Records from a dataset
● ● ● ● ● ● ●

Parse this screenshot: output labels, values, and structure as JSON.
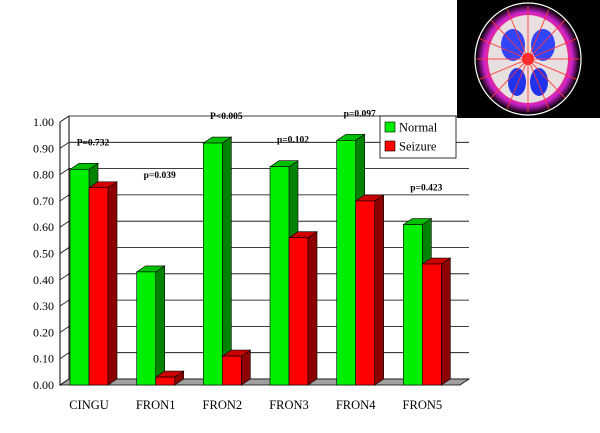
{
  "chart_data": {
    "type": "bar",
    "categories": [
      "CINGU",
      "FRON1",
      "FRON2",
      "FRON3",
      "FRON4",
      "FRON5"
    ],
    "series": [
      {
        "name": "Normal",
        "values": [
          0.82,
          0.43,
          0.92,
          0.83,
          0.93,
          0.61
        ],
        "color": "#00ee00"
      },
      {
        "name": "Seizure",
        "values": [
          0.75,
          0.03,
          0.11,
          0.56,
          0.7,
          0.46
        ],
        "color": "#ff0000"
      }
    ],
    "annotations": [
      "P=0.732",
      "p=0.039",
      "P<0.005",
      "p=0.102",
      "p=0.097",
      "p=0.423"
    ],
    "ylim": [
      0,
      1
    ],
    "yticks": [
      "0.00",
      "0.10",
      "0.20",
      "0.30",
      "0.40",
      "0.50",
      "0.60",
      "0.70",
      "0.80",
      "0.90",
      "1.00"
    ],
    "grid": true,
    "legend_position": "top-right",
    "style": "3d-bar"
  },
  "image": {
    "name": "brain-pet-scan",
    "colors": [
      "#000000",
      "#ffffff",
      "#ff3333",
      "#cc33cc",
      "#3344ff"
    ]
  }
}
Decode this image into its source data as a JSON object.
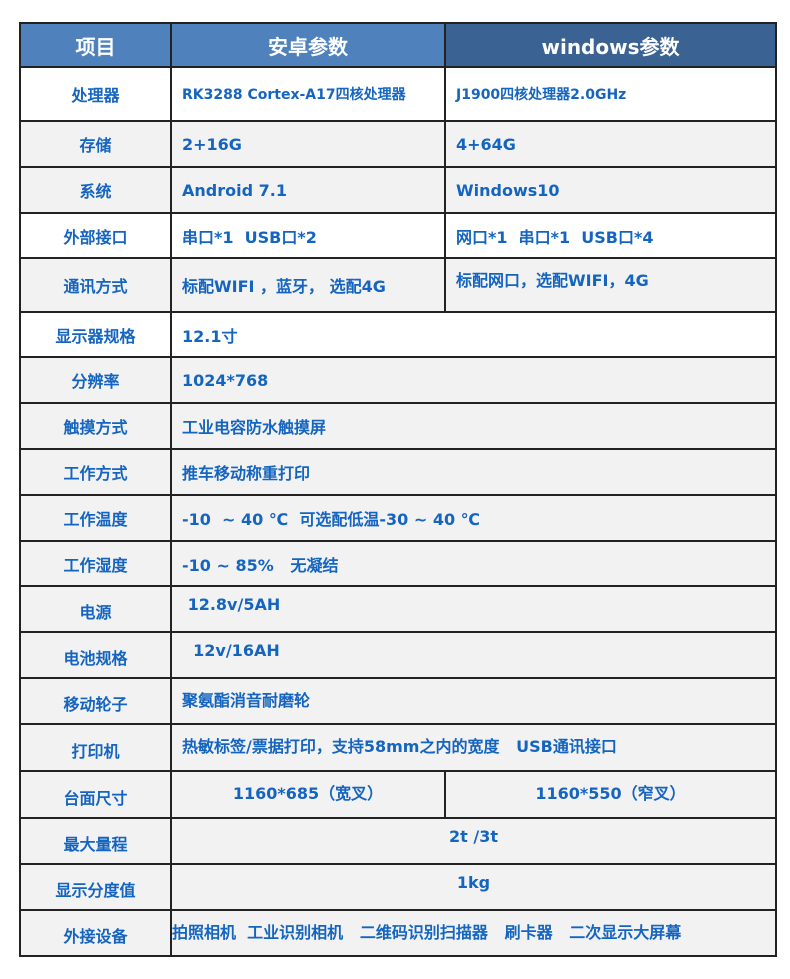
{
  "header": {
    "item": "项目",
    "android": "安卓参数",
    "windows": "windows参数"
  },
  "colors": {
    "header_android": "#4f81bd",
    "header_windows": "#3a6293",
    "text": "#1565c0",
    "row_gray": "#f2f2f2"
  },
  "rows": [
    {
      "label": "处理器",
      "android": "RK3288 Cortex-A17四核处理器",
      "windows": "J1900四核处理器2.0GHz"
    },
    {
      "label": "存储",
      "android": "2+16G",
      "windows": "4+64G"
    },
    {
      "label": "系统",
      "android": "Android 7.1",
      "windows": "Windows10"
    },
    {
      "label": "外部接口",
      "android": "串口*1  USB口*2",
      "windows": "网口*1  串口*1  USB口*4"
    },
    {
      "label": "通讯方式",
      "android": "标配WIFI ，蓝牙， 选配4G",
      "windows": "标配网口，选配WIFI，4G"
    },
    {
      "label": "显示器规格",
      "value": "12.1寸"
    },
    {
      "label": "分辨率",
      "value": "1024*768"
    },
    {
      "label": "触摸方式",
      "value": "工业电容防水触摸屏"
    },
    {
      "label": "工作方式",
      "value": "推车移动称重打印"
    },
    {
      "label": "工作温度",
      "value": "-10  ~ 40 ℃  可选配低温-30 ~ 40 ℃"
    },
    {
      "label": "工作湿度",
      "value": "-10 ~ 85%   无凝结"
    },
    {
      "label": "电源",
      "value": " 12.8v/5AH"
    },
    {
      "label": "电池规格",
      "value": "  12v/16AH"
    },
    {
      "label": "移动轮子",
      "value": "聚氨酯消音耐磨轮"
    },
    {
      "label": "打印机",
      "value": "热敏标签/票据打印，支持58mm之内的宽度   USB通讯接口"
    },
    {
      "label": "台面尺寸",
      "android": "1160*685（宽叉）",
      "windows": "1160*550（窄叉）"
    },
    {
      "label": "最大量程",
      "value": "2t /3t"
    },
    {
      "label": "显示分度值",
      "value": "1kg"
    },
    {
      "label": "外接设备",
      "value": "拍照相机  工业识别相机   二维码识别扫描器   刷卡器   二次显示大屏幕"
    }
  ]
}
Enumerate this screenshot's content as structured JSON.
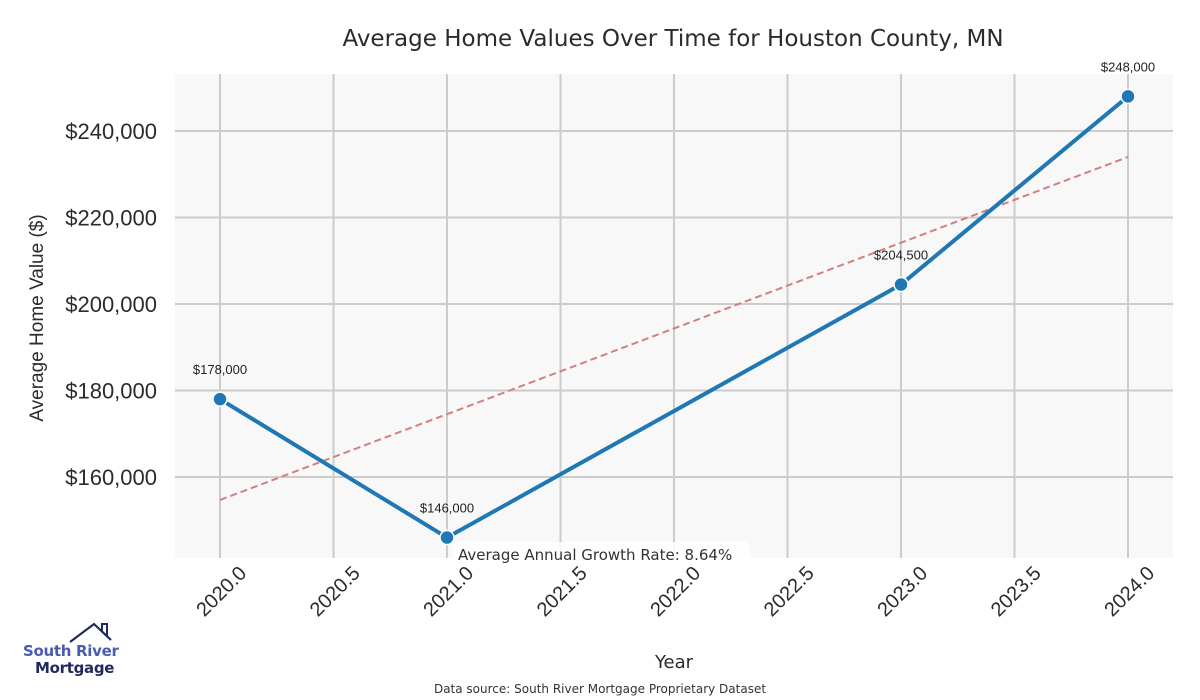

● ● ● ● ● ● ●

> Written instruction: Find every line in the records above that holds the word "JSON", and copy each one.

> Task output:
Parse this screenshot: output labels, values, and structure as JSON.
Decode this image into its source data as a JSON object.
Enumerate this screenshot's content as structured JSON.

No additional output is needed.